### WRITTEN INSTRUCTION
Scan the data below. Pull out each line where "Completion" occurs.

········

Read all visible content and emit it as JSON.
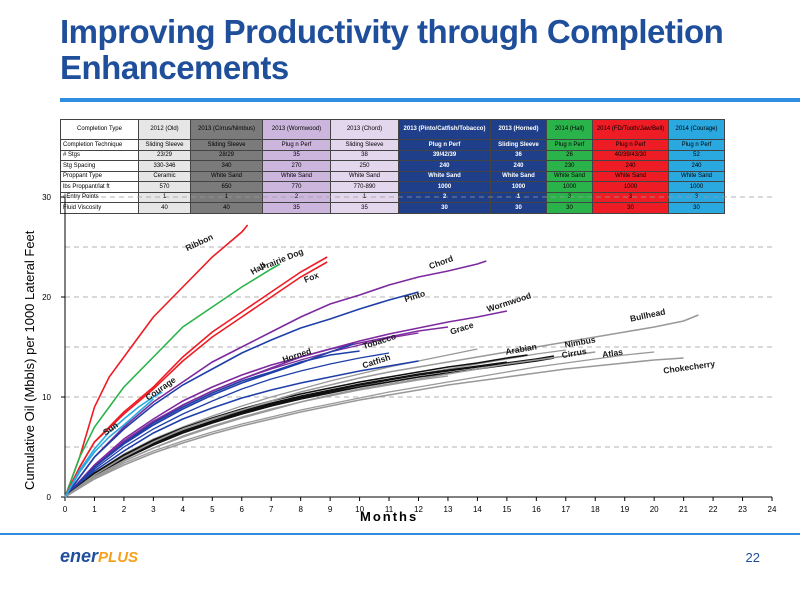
{
  "slide": {
    "title": "Improving Productivity through Completion Enhancements",
    "page_number": "22",
    "logo_main": "ener",
    "logo_accent": "PLUS"
  },
  "table": {
    "headers": [
      "Completion Type",
      "2012 (Old)",
      "2013 (Cirrus/Nimbus)",
      "2013 (Wormwood)",
      "2013 (Chord)",
      "2013 (Pinto/Catfish/Tobacco)",
      "2013 (Horned)",
      "2014 (Hall)",
      "2014 (FD/Tooth/Jaw/Bell)",
      "2014 (Courage)"
    ],
    "rows": [
      [
        "Completion Technique",
        "Sliding Sleeve",
        "Sliding Sleeve",
        "Plug n Perf",
        "Sliding Sleeve",
        "Plug n Perf",
        "Sliding Sleeve",
        "Plug n Perf",
        "Plug n Perf",
        "Plug n Perf"
      ],
      [
        "# Stgs",
        "23/29",
        "28/29",
        "35",
        "38",
        "39/42/39",
        "36",
        "26",
        "40/39/43/30",
        "52"
      ],
      [
        "Stg Spacing",
        "330-346",
        "340",
        "270",
        "250",
        "240",
        "240",
        "230",
        "240",
        "240"
      ],
      [
        "Proppant Type",
        "Ceramic",
        "White Sand",
        "White Sand",
        "White Sand",
        "White Sand",
        "White Sand",
        "White Sand",
        "White Sand",
        "White Sand"
      ],
      [
        "lbs Proppant/lat ft",
        "570",
        "650",
        "770",
        "770-890",
        "1000",
        "1000",
        "1000",
        "1000",
        "1000"
      ],
      [
        "#Entry Points",
        "1",
        "1",
        "2",
        "1",
        "2",
        "1",
        "3",
        "3",
        "3"
      ],
      [
        "Fluid Viscosity",
        "40",
        "40",
        "35",
        "35",
        "30",
        "30",
        "30",
        "30",
        "30"
      ]
    ],
    "column_classes": [
      "c-lbl",
      "c-old",
      "c-cirrus",
      "c-worm",
      "c-chord",
      "c-pinto",
      "c-horned",
      "c-hall",
      "c-ribbon",
      "c-courage"
    ]
  },
  "chart_data": {
    "type": "line",
    "xlabel": "Months",
    "ylabel": "Cumulative Oil (Mbbls) per 1000 Lateral Feet",
    "xlim": [
      0,
      24
    ],
    "ylim": [
      0,
      30
    ],
    "x_ticks": [
      "0",
      "1",
      "2",
      "3",
      "4",
      "5",
      "6",
      "7",
      "8",
      "9",
      "10",
      "11",
      "12",
      "13",
      "14",
      "15",
      "16",
      "17",
      "18",
      "19",
      "20",
      "21",
      "22",
      "23",
      "24"
    ],
    "y_ticks": [
      "0",
      "10",
      "20",
      "30"
    ],
    "grid": "dashed horizontal",
    "series": [
      {
        "name": "Ribbon",
        "color": "#ee1c24",
        "x": [
          0,
          0.5,
          1,
          1.5,
          2,
          2.5,
          3,
          4,
          5,
          6,
          6.2
        ],
        "y": [
          0,
          4,
          9,
          12,
          14,
          16,
          18,
          21,
          24,
          26.5,
          27.2
        ],
        "label_x": 4.6,
        "label_y": 25.2,
        "label_rot": -25
      },
      {
        "name": "Hall",
        "color": "#2bb34b",
        "x": [
          0,
          0.5,
          1,
          1.5,
          2,
          3,
          4,
          5,
          6,
          7,
          7.3
        ],
        "y": [
          0,
          4,
          7,
          9,
          11,
          14,
          17,
          19,
          21,
          22.8,
          23.3
        ],
        "label_x": 6.6,
        "label_y": 22.6,
        "label_rot": -30
      },
      {
        "name": "Prairie Dog",
        "color": "#ee1c24",
        "x": [
          0,
          0.5,
          1,
          2,
          3,
          4,
          5,
          6,
          7,
          8,
          8.9
        ],
        "y": [
          0,
          3,
          5.5,
          8.5,
          11,
          14,
          16.5,
          18.5,
          20.5,
          22.5,
          24
        ],
        "label_x": 7.4,
        "label_y": 23.5,
        "label_rot": -22
      },
      {
        "name": "Fox",
        "color": "#ee1c24",
        "x": [
          0,
          0.5,
          1,
          2,
          3,
          4,
          5,
          6,
          7,
          8,
          8.9
        ],
        "y": [
          0,
          3,
          5.5,
          8.3,
          10.8,
          13.6,
          16,
          18,
          20,
          22,
          23.5
        ],
        "label_x": 8.4,
        "label_y": 21.7,
        "label_rot": -22
      },
      {
        "name": "Chord",
        "color": "#7d2a9e",
        "x": [
          0,
          1,
          2,
          3,
          4,
          5,
          6,
          7,
          8,
          9,
          10,
          11,
          12,
          13,
          14,
          14.3
        ],
        "y": [
          0,
          4,
          7,
          9.5,
          11.5,
          13.5,
          15,
          16.5,
          18,
          19.3,
          20.2,
          21.2,
          22,
          22.6,
          23.3,
          23.6
        ],
        "label_x": 12.8,
        "label_y": 23.2,
        "label_rot": -20
      },
      {
        "name": "Pinto",
        "color": "#1f3fa8",
        "x": [
          0,
          1,
          2,
          3,
          4,
          5,
          6,
          7,
          8,
          9,
          10,
          11,
          12
        ],
        "y": [
          0,
          4,
          6.8,
          9.2,
          11.2,
          12.8,
          14.4,
          15.7,
          16.9,
          17.8,
          18.8,
          19.7,
          20.5
        ],
        "label_x": 11.9,
        "label_y": 19.8,
        "label_rot": -18
      },
      {
        "name": "Wormwood",
        "color": "#7d2a9e",
        "x": [
          0,
          1,
          2,
          3,
          4,
          5,
          6,
          7,
          8,
          9,
          10,
          11,
          12,
          13,
          14,
          15
        ],
        "y": [
          0,
          3,
          5.5,
          7.5,
          9.2,
          10.6,
          11.8,
          12.9,
          14,
          14.8,
          15.6,
          16.3,
          16.9,
          17.5,
          18,
          18.6
        ],
        "label_x": 15.1,
        "label_y": 19.2,
        "label_rot": -18
      },
      {
        "name": "Grace",
        "color": "#7d2a9e",
        "x": [
          0,
          1,
          2,
          3,
          4,
          5,
          6,
          7,
          8,
          9,
          10,
          11,
          12,
          13
        ],
        "y": [
          0,
          3.2,
          5.8,
          7.8,
          9.6,
          11,
          12.2,
          13.2,
          14,
          14.8,
          15.4,
          16,
          16.6,
          17
        ],
        "label_x": 13.5,
        "label_y": 16.6,
        "label_rot": -18
      },
      {
        "name": "Tobacco",
        "color": "#1f3fa8",
        "x": [
          0,
          1,
          2,
          3,
          4,
          5,
          6,
          7,
          8,
          9,
          10
        ],
        "y": [
          0,
          3,
          5.4,
          7.4,
          9,
          10.4,
          11.6,
          12.5,
          13.5,
          14.2,
          14.6
        ],
        "label_x": 10.7,
        "label_y": 15.3,
        "label_rot": -18
      },
      {
        "name": "Horned",
        "color": "#1f3fa8",
        "x": [
          0,
          1,
          2,
          3,
          4,
          5,
          6,
          7,
          8,
          9,
          9.8
        ],
        "y": [
          0,
          3,
          5.3,
          7.2,
          8.8,
          10.2,
          11.4,
          12.4,
          13.4,
          14.5,
          15.3
        ],
        "label_x": 7.9,
        "label_y": 13.9,
        "label_rot": -18
      },
      {
        "name": "Catfish",
        "color": "#1f3fa8",
        "x": [
          0,
          1,
          2,
          3,
          4,
          5,
          6,
          7,
          8,
          9,
          10,
          11,
          12
        ],
        "y": [
          0,
          2.6,
          4.6,
          6.4,
          7.8,
          8.9,
          9.9,
          10.7,
          11.4,
          12,
          12.6,
          13.1,
          13.6
        ],
        "label_x": 10.6,
        "label_y": 13.3,
        "label_rot": -18
      },
      {
        "name": "Arabian",
        "color": "#111111",
        "x": [
          0,
          1,
          2,
          3,
          4,
          5,
          6,
          7,
          8,
          9,
          10,
          11,
          12,
          13,
          14,
          15,
          15.7
        ],
        "y": [
          0,
          2.4,
          4.2,
          5.7,
          6.9,
          7.9,
          8.8,
          9.6,
          10.3,
          10.9,
          11.5,
          12,
          12.5,
          13,
          13.4,
          13.9,
          14.2
        ],
        "label_x": 15.5,
        "label_y": 14.5,
        "label_rot": -10
      },
      {
        "name": "Nimbus",
        "color": "#111111",
        "x": [
          0,
          1,
          2,
          3,
          4,
          5,
          6,
          7,
          8,
          9,
          10,
          11,
          12,
          13,
          14,
          15,
          16,
          16.6
        ],
        "y": [
          0,
          2.3,
          4,
          5.4,
          6.6,
          7.6,
          8.5,
          9.3,
          10,
          10.6,
          11.2,
          11.7,
          12.2,
          12.6,
          13,
          13.4,
          13.8,
          14.1
        ],
        "label_x": 17.5,
        "label_y": 15.2,
        "label_rot": -10
      },
      {
        "name": "Cirrus",
        "color": "#111111",
        "x": [
          0,
          1,
          2,
          3,
          4,
          5,
          6,
          7,
          8,
          9,
          10,
          11,
          12,
          13,
          14,
          15,
          16,
          16.6
        ],
        "y": [
          0,
          2.2,
          3.8,
          5.2,
          6.4,
          7.4,
          8.3,
          9.1,
          9.8,
          10.4,
          11,
          11.5,
          12,
          12.4,
          12.8,
          13.2,
          13.6,
          13.9
        ],
        "label_x": 17.3,
        "label_y": 14.1,
        "label_rot": -10
      },
      {
        "name": "Bullhead",
        "color": "#999999",
        "x": [
          0,
          1,
          2,
          3,
          4,
          5,
          6,
          7,
          8,
          9,
          10,
          11,
          12,
          13,
          14,
          15,
          16,
          17,
          18,
          19,
          20,
          21,
          21.5
        ],
        "y": [
          0,
          2.2,
          4,
          5.5,
          6.8,
          7.8,
          8.7,
          9.6,
          10.5,
          11.2,
          11.9,
          12.5,
          13,
          13.5,
          14,
          14.5,
          15,
          15.5,
          16,
          16.5,
          17,
          17.6,
          18.2
        ],
        "label_x": 19.8,
        "label_y": 17.9,
        "label_rot": -12
      },
      {
        "name": "Atlas",
        "color": "#999999",
        "x": [
          0,
          1,
          2,
          3,
          4,
          5,
          6,
          7,
          8,
          9,
          10,
          11,
          12,
          13,
          14,
          15,
          16,
          17,
          18
        ],
        "y": [
          0,
          2,
          3.6,
          4.9,
          6,
          7,
          7.9,
          8.7,
          9.5,
          10.2,
          10.8,
          11.3,
          11.8,
          12.3,
          12.8,
          13.3,
          13.7,
          14.1,
          14.5
        ],
        "label_x": 18.6,
        "label_y": 14.1,
        "label_rot": -8
      },
      {
        "name": "Chokecherry",
        "color": "#999999",
        "x": [
          0,
          1,
          2,
          3,
          4,
          5,
          6,
          7,
          8,
          9,
          10,
          11,
          12,
          13,
          14,
          15,
          16,
          17,
          18,
          19,
          20,
          21
        ],
        "y": [
          0,
          1.8,
          3.2,
          4.4,
          5.4,
          6.3,
          7.1,
          7.8,
          8.5,
          9.1,
          9.7,
          10.2,
          10.7,
          11.2,
          11.6,
          12,
          12.4,
          12.8,
          13.1,
          13.4,
          13.7,
          13.9
        ],
        "label_x": 21.2,
        "label_y": 12.7,
        "label_rot": -8
      },
      {
        "name": "Sun",
        "color": "#2aa8e0",
        "x": [
          0,
          0.5,
          1,
          1.5,
          2,
          2.5,
          3
        ],
        "y": [
          0,
          2.5,
          4.5,
          6,
          7.2,
          8.5,
          9.8
        ],
        "label_x": 1.6,
        "label_y": 6.6,
        "label_rot": -35
      },
      {
        "name": "Courage",
        "color": "#2aa8e0",
        "x": [
          0,
          0.5,
          1,
          1.5,
          2,
          2.5,
          3,
          3.3
        ],
        "y": [
          0,
          2.7,
          4.8,
          6.5,
          7.8,
          9,
          10,
          10.5
        ],
        "label_x": 3.3,
        "label_y": 10.6,
        "label_rot": -35
      }
    ],
    "background_series": [
      {
        "color": "#999999",
        "x": [
          0,
          1,
          2,
          3,
          4,
          5,
          6,
          7,
          8,
          9,
          10,
          11,
          12,
          13,
          14,
          15,
          16,
          17
        ],
        "y": [
          0,
          2.1,
          3.9,
          5.3,
          6.5,
          7.5,
          8.4,
          9.2,
          9.9,
          10.5,
          11.1,
          11.7,
          12.3,
          12.8,
          13.3,
          13.8,
          14.3,
          14.7
        ]
      },
      {
        "color": "#999999",
        "x": [
          0,
          1,
          2,
          3,
          4,
          5,
          6,
          7,
          8,
          9,
          10,
          11,
          12,
          13,
          14
        ],
        "y": [
          0,
          2.4,
          4.3,
          5.8,
          7,
          8.1,
          9.1,
          10,
          10.8,
          11.6,
          12.3,
          13,
          13.6,
          14.2,
          14.8
        ]
      },
      {
        "color": "#999999",
        "x": [
          0,
          1,
          2,
          3,
          4,
          5,
          6,
          7,
          8,
          9,
          10,
          11,
          12,
          13
        ],
        "y": [
          0,
          2,
          3.6,
          4.9,
          6.1,
          7.1,
          8,
          8.8,
          9.5,
          10.1,
          10.7,
          11.2,
          11.7,
          12.1
        ]
      },
      {
        "color": "#999999",
        "x": [
          0,
          1,
          2,
          3,
          4,
          5,
          6,
          7,
          8,
          9,
          10,
          11,
          12,
          13,
          14,
          15,
          16,
          17,
          18,
          19,
          20
        ],
        "y": [
          0,
          1.9,
          3.4,
          4.6,
          5.6,
          6.5,
          7.3,
          8,
          8.7,
          9.3,
          9.9,
          10.5,
          11,
          11.5,
          12,
          12.5,
          13,
          13.4,
          13.8,
          14.2,
          14.5
        ]
      },
      {
        "color": "#111111",
        "x": [
          0,
          1,
          2,
          3,
          4,
          5,
          6,
          7,
          8,
          9,
          10,
          11,
          12,
          13,
          14,
          15
        ],
        "y": [
          0,
          2.3,
          4.1,
          5.6,
          6.8,
          7.8,
          8.6,
          9.4,
          10.1,
          10.7,
          11.3,
          11.8,
          12.3,
          12.7,
          13.1,
          13.5
        ]
      },
      {
        "color": "#111111",
        "x": [
          0,
          1,
          2,
          3,
          4,
          5,
          6,
          7,
          8,
          9,
          10,
          11,
          12,
          13,
          14
        ],
        "y": [
          0,
          2.2,
          3.9,
          5.3,
          6.5,
          7.5,
          8.4,
          9.2,
          9.9,
          10.5,
          11,
          11.5,
          12,
          12.4,
          12.8
        ]
      },
      {
        "color": "#1f3fa8",
        "x": [
          0,
          1,
          2,
          3,
          4,
          5,
          6,
          7,
          8,
          9,
          10,
          11
        ],
        "y": [
          0,
          2.8,
          5,
          6.8,
          8.3,
          9.6,
          10.8,
          11.8,
          12.6,
          13.3,
          13.9,
          14.4
        ]
      },
      {
        "color": "#7d2a9e",
        "x": [
          0,
          1,
          2,
          3,
          4,
          5,
          6,
          7,
          8,
          9,
          10,
          11,
          12
        ],
        "y": [
          0,
          3.1,
          5.6,
          7.6,
          9.2,
          10.6,
          11.8,
          12.8,
          13.7,
          14.5,
          15.2,
          15.9,
          16.4
        ]
      }
    ]
  }
}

········

### TASK RESULT
    "title": "Improving Productivity through Completion Enhancements",
      "Completion Type",
        "Completion Technique",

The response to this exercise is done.